Only lines holding the word "purple" should be copied from the material.

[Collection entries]
——

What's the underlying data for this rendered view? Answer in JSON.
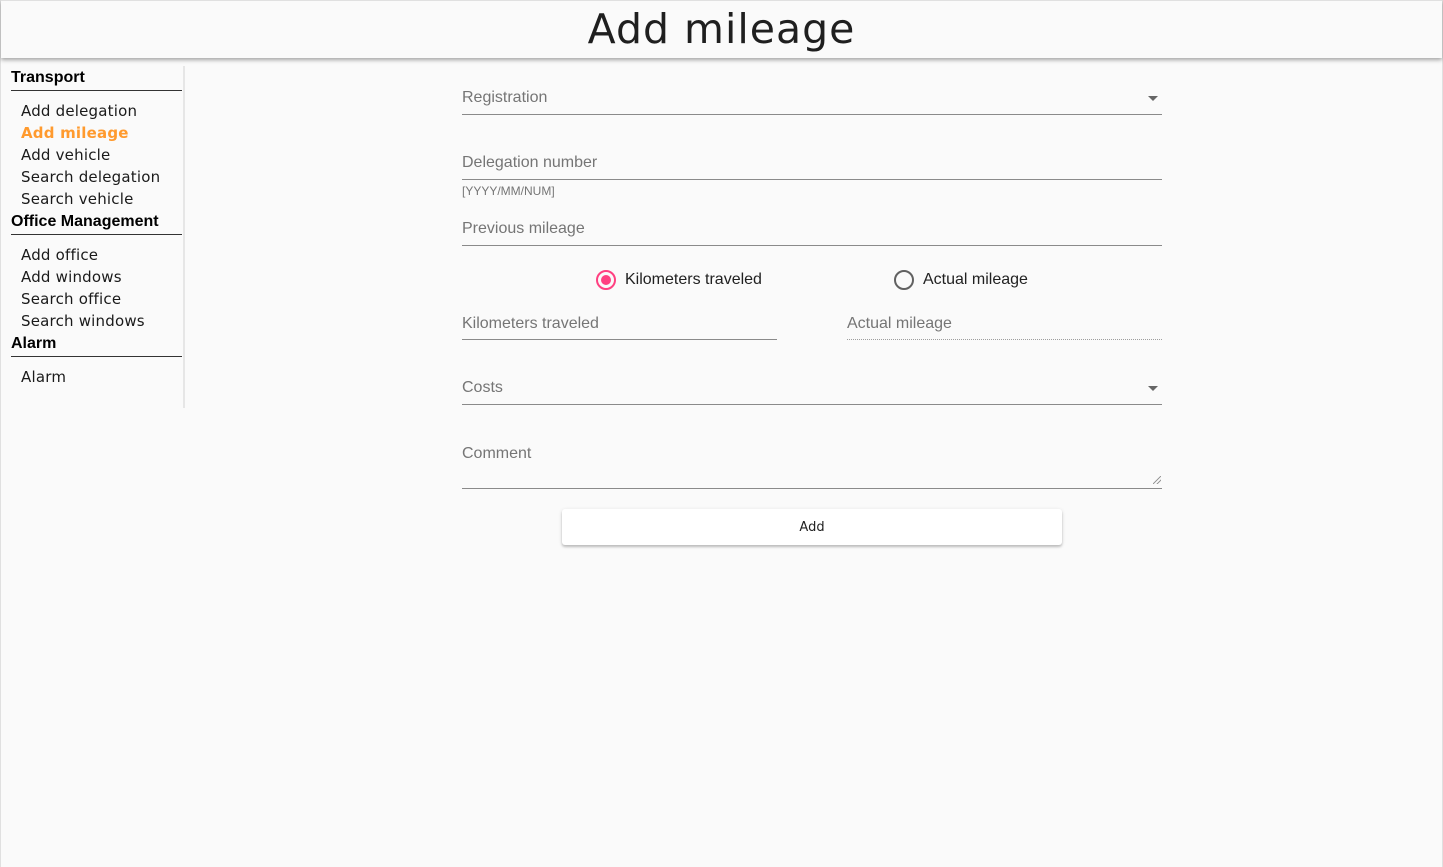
{
  "header": {
    "title": "Add mileage"
  },
  "sidebar": {
    "sections": [
      {
        "title": "Transport",
        "items": [
          {
            "label": "Add delegation"
          },
          {
            "label": "Add mileage",
            "active": true
          },
          {
            "label": "Add vehicle"
          },
          {
            "label": "Search delegation"
          },
          {
            "label": "Search vehicle"
          }
        ]
      },
      {
        "title": "Office Management",
        "items": [
          {
            "label": "Add office"
          },
          {
            "label": "Add windows"
          },
          {
            "label": "Search office"
          },
          {
            "label": "Search windows"
          }
        ]
      },
      {
        "title": "Alarm",
        "items": [
          {
            "label": "Alarm"
          }
        ]
      }
    ],
    "active_color": "#ff9a2e"
  },
  "form": {
    "registration": {
      "label": "Registration",
      "value": ""
    },
    "delegation_number": {
      "label": "Delegation number",
      "hint": "[YYYY/MM/NUM]",
      "value": ""
    },
    "previous_mileage": {
      "label": "Previous mileage",
      "value": ""
    },
    "mode": {
      "options": [
        {
          "label": "Kilometers traveled",
          "checked": true
        },
        {
          "label": "Actual mileage",
          "checked": false
        }
      ],
      "accent_color": "#ff4081"
    },
    "kilometers_traveled": {
      "label": "Kilometers traveled",
      "value": ""
    },
    "actual_mileage": {
      "label": "Actual mileage",
      "value": "",
      "disabled": true
    },
    "costs": {
      "label": "Costs",
      "value": ""
    },
    "comment": {
      "label": "Comment",
      "value": ""
    },
    "submit_label": "Add"
  }
}
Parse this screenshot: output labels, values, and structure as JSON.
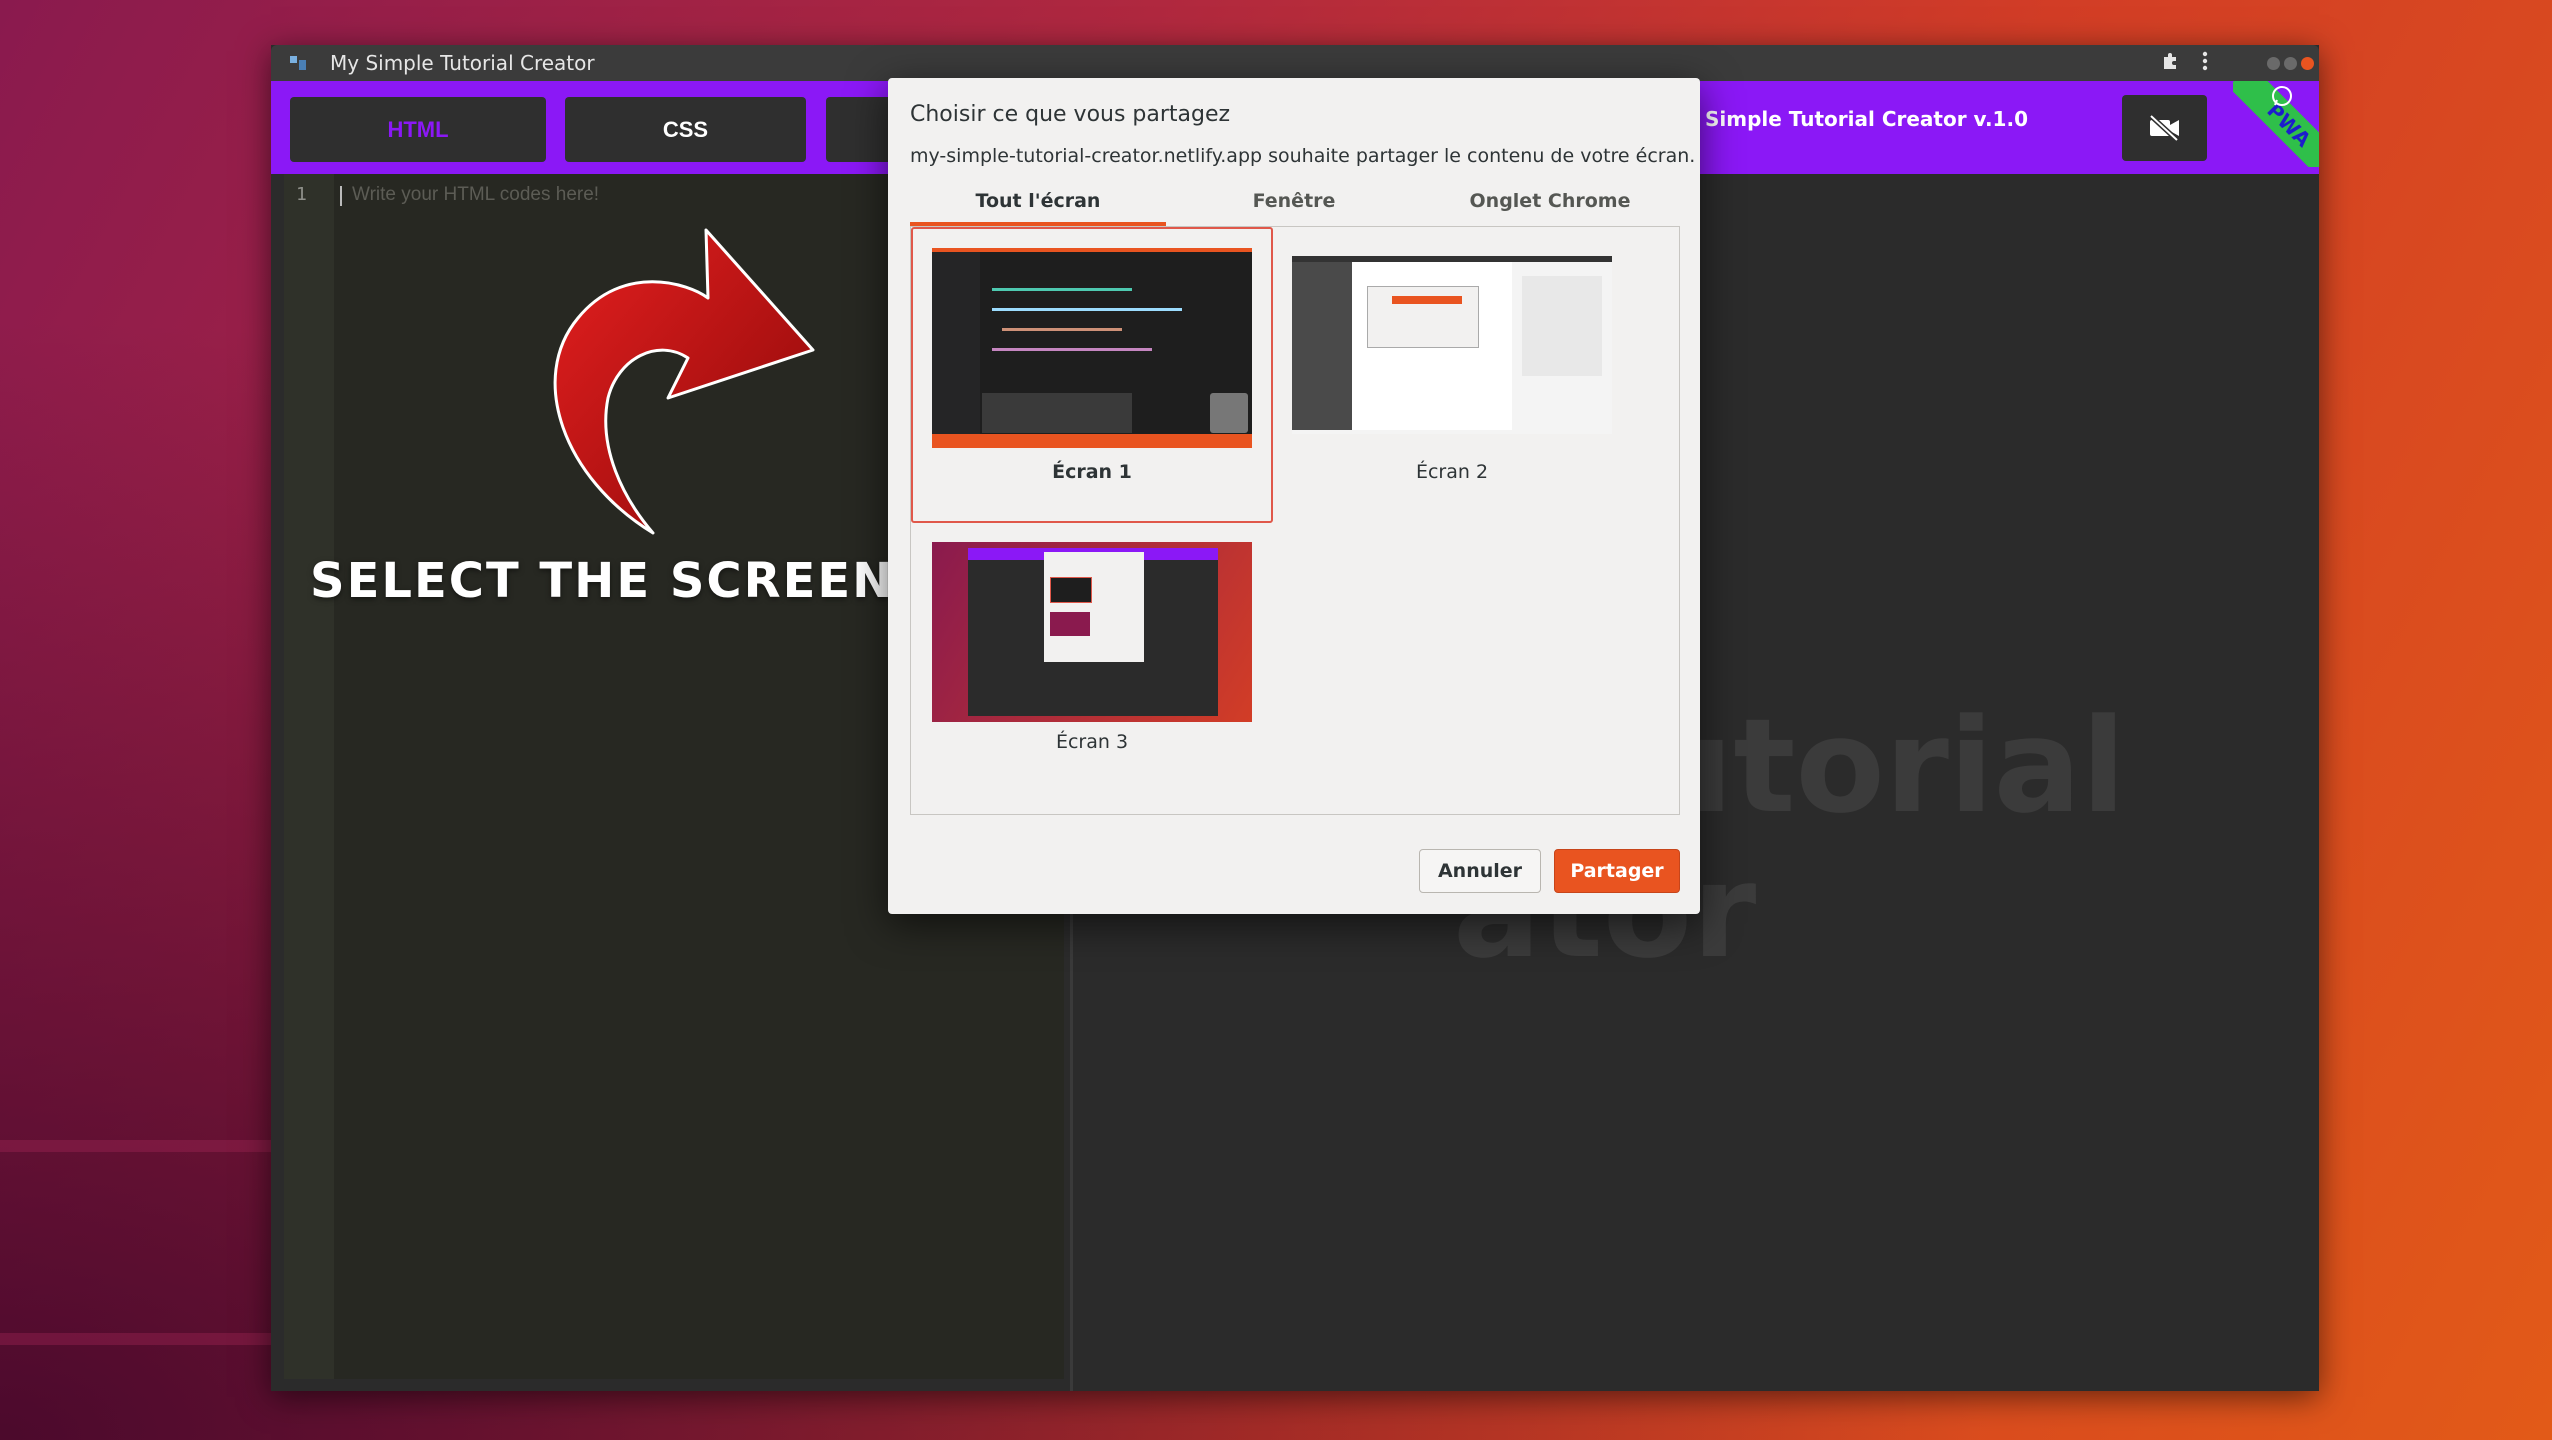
{
  "window": {
    "title": "My Simple Tutorial Creator"
  },
  "toolbar": {
    "tabs": [
      {
        "label": "HTML",
        "color": "#8b18f6"
      },
      {
        "label": "CSS",
        "color": "#ffffff"
      }
    ],
    "brand": "Simple Tutorial Creator v.1.0",
    "pwa_badge": "PWA",
    "icons": [
      "app-icon",
      "extensions-icon",
      "kebab-menu-icon",
      "camera-off-icon",
      "whatsapp-icon"
    ]
  },
  "editor": {
    "line_number": "1",
    "placeholder": "Write your HTML codes here!"
  },
  "preview": {
    "watermark_line1": "e Tutorial",
    "watermark_line2": "ator"
  },
  "annotation": {
    "label": "SELECT THE SCREEN"
  },
  "share_dialog": {
    "title": "Choisir ce que vous partagez",
    "description": "my-simple-tutorial-creator.netlify.app souhaite partager le contenu de votre écran.",
    "tabs": [
      {
        "label": "Tout l'écran",
        "active": true
      },
      {
        "label": "Fenêtre",
        "active": false
      },
      {
        "label": "Onglet Chrome",
        "active": false
      }
    ],
    "screens": [
      {
        "label": "Écran 1",
        "selected": true
      },
      {
        "label": "Écran 2",
        "selected": false
      },
      {
        "label": "Écran 3",
        "selected": false
      }
    ],
    "cancel_label": "Annuler",
    "share_label": "Partager"
  },
  "colors": {
    "accent": "#e95420",
    "toolbar": "#8b18f6",
    "editor_bg": "#272822"
  }
}
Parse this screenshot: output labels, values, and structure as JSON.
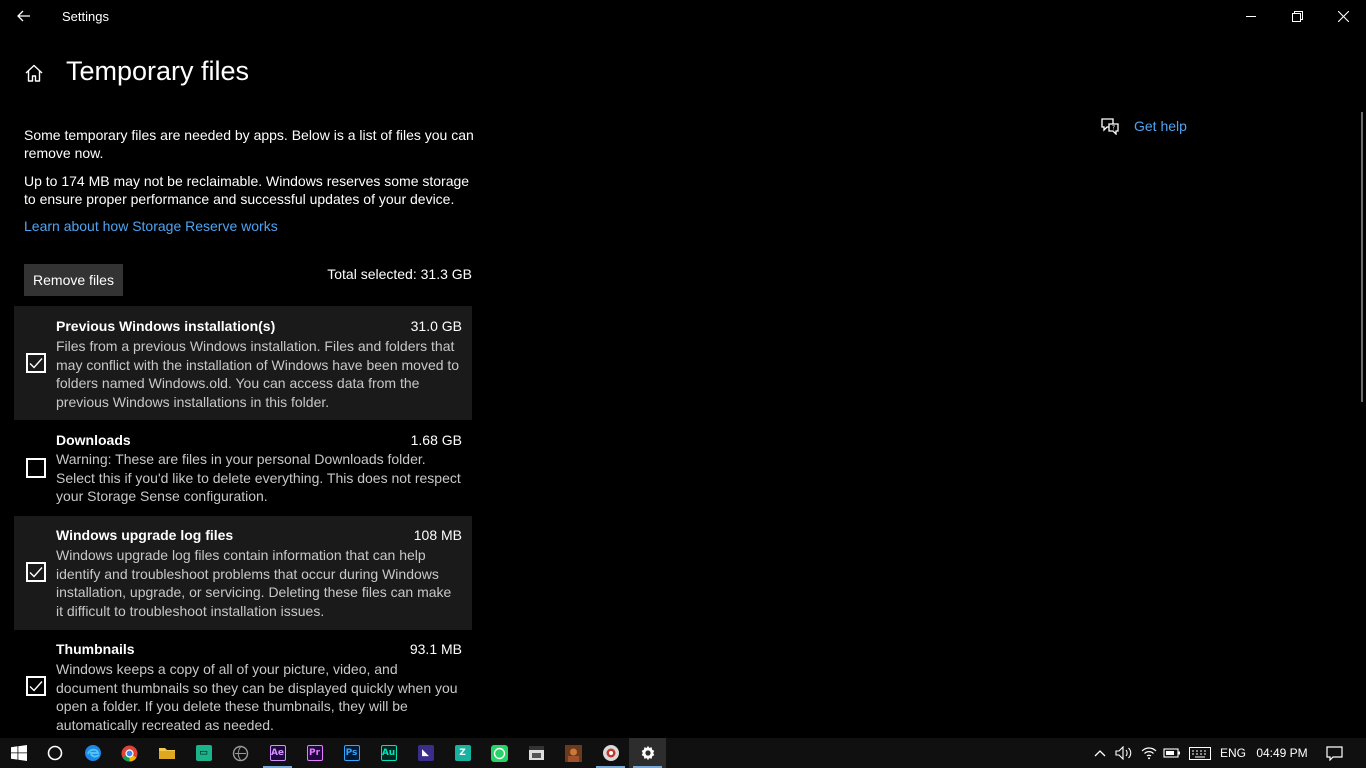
{
  "window": {
    "title": "Settings"
  },
  "page": {
    "title": "Temporary files",
    "description1": "Some temporary files are needed by apps. Below is a list of files you can remove now.",
    "description2": "Up to 174 MB may not be reclaimable. Windows reserves some storage to ensure proper performance and successful updates of your device.",
    "learn_link": "Learn about how Storage Reserve works",
    "remove_button": "Remove files",
    "total_selected": "Total selected: 31.3 GB"
  },
  "items": [
    {
      "name": "Previous Windows installation(s)",
      "size": "31.0 GB",
      "checked": true,
      "description": "Files from a previous Windows installation.  Files and folders that may conflict with the installation of Windows have been moved to folders named Windows.old.  You can access data from the previous Windows installations in this folder."
    },
    {
      "name": "Downloads",
      "size": "1.68 GB",
      "checked": false,
      "description": "Warning: These are files in your personal Downloads folder. Select this if you'd like to delete everything. This does not respect your Storage Sense configuration."
    },
    {
      "name": "Windows upgrade log files",
      "size": "108 MB",
      "checked": true,
      "description": "Windows upgrade log files contain information that can help identify and troubleshoot problems that occur during Windows installation, upgrade, or servicing.  Deleting these files can make it difficult to troubleshoot installation issues."
    },
    {
      "name": "Thumbnails",
      "size": "93.1 MB",
      "checked": true,
      "description": "Windows keeps a copy of all of your picture, video, and document thumbnails so they can be displayed quickly when you open a folder. If you delete these thumbnails, they will be automatically recreated as needed."
    }
  ],
  "help": {
    "label": "Get help",
    "icon": "help-chat-icon"
  },
  "taskbar": {
    "apps": [
      {
        "name": "start",
        "icon": "windows-logo-icon"
      },
      {
        "name": "search",
        "icon": "cortana-circle-icon"
      },
      {
        "name": "edge",
        "icon": "edge-icon"
      },
      {
        "name": "chrome",
        "icon": "chrome-icon"
      },
      {
        "name": "file-explorer",
        "icon": "folder-icon"
      },
      {
        "name": "app-green",
        "icon": "app-green-icon"
      },
      {
        "name": "app-gray",
        "icon": "app-gray-icon"
      },
      {
        "name": "after-effects",
        "icon": "after-effects-icon",
        "label": "Ae"
      },
      {
        "name": "premiere",
        "icon": "premiere-icon",
        "label": "Pr"
      },
      {
        "name": "photoshop",
        "icon": "photoshop-icon",
        "label": "Ps"
      },
      {
        "name": "audition",
        "icon": "audition-icon",
        "label": "Au"
      },
      {
        "name": "app-purple",
        "icon": "app-purple-icon"
      },
      {
        "name": "app-teal",
        "icon": "app-teal-icon"
      },
      {
        "name": "whatsapp",
        "icon": "whatsapp-icon"
      },
      {
        "name": "app-dark",
        "icon": "app-dark-icon"
      },
      {
        "name": "app-image",
        "icon": "app-image-icon"
      },
      {
        "name": "app-circle",
        "icon": "app-circle-icon"
      },
      {
        "name": "settings",
        "icon": "gear-icon"
      }
    ],
    "tray": {
      "language": "ENG",
      "time": "04:49 PM"
    }
  },
  "colors": {
    "accent_link": "#4ea4f2",
    "background": "#000000",
    "item_shade": "#1a1a1a",
    "button_bg": "#333333"
  }
}
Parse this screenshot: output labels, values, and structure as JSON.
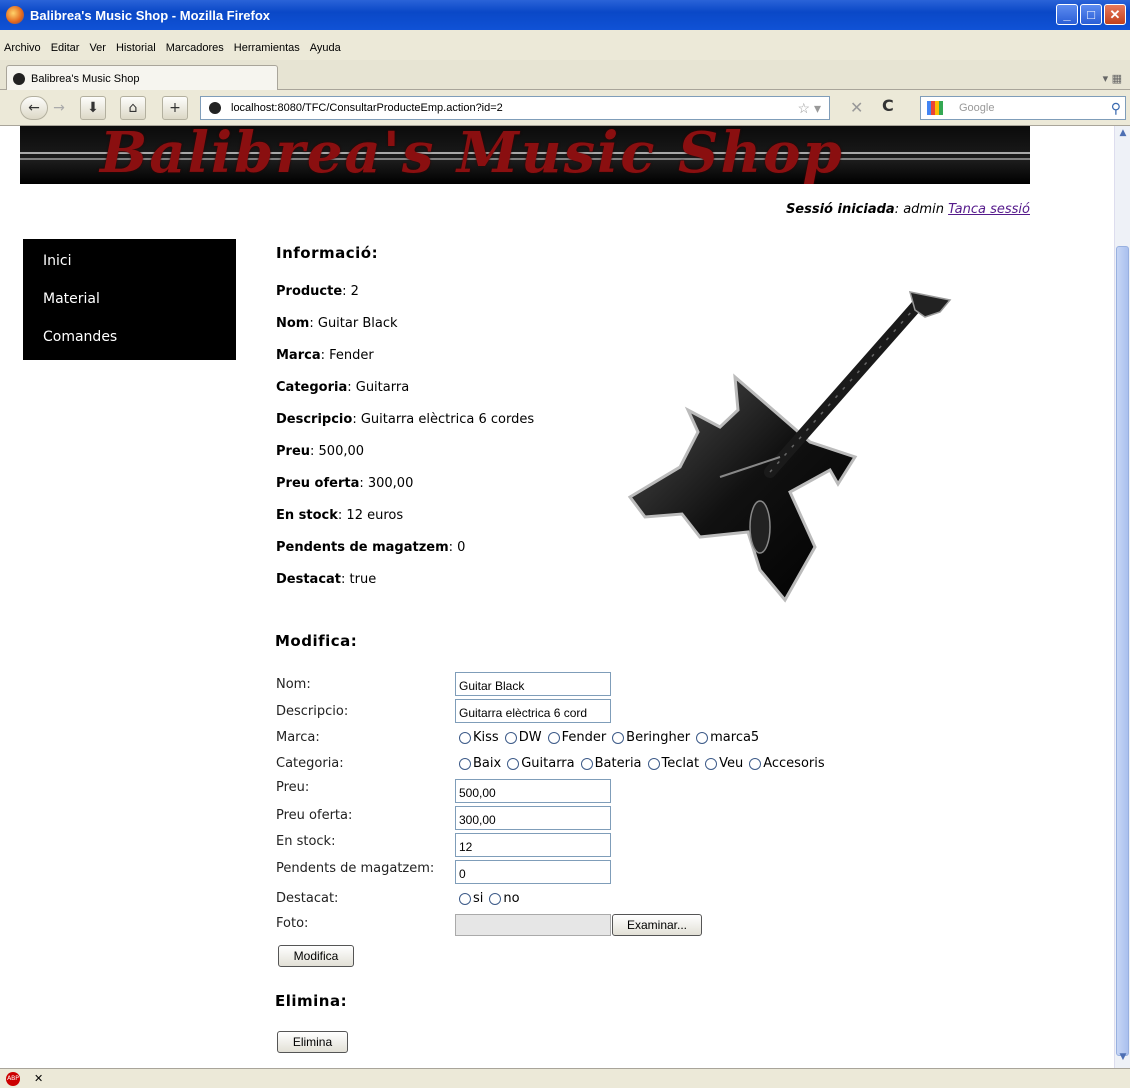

——

• **REPLY TO THE EXERCISE**
        "name": "app-purple",
        "icon": "app-purple-icon"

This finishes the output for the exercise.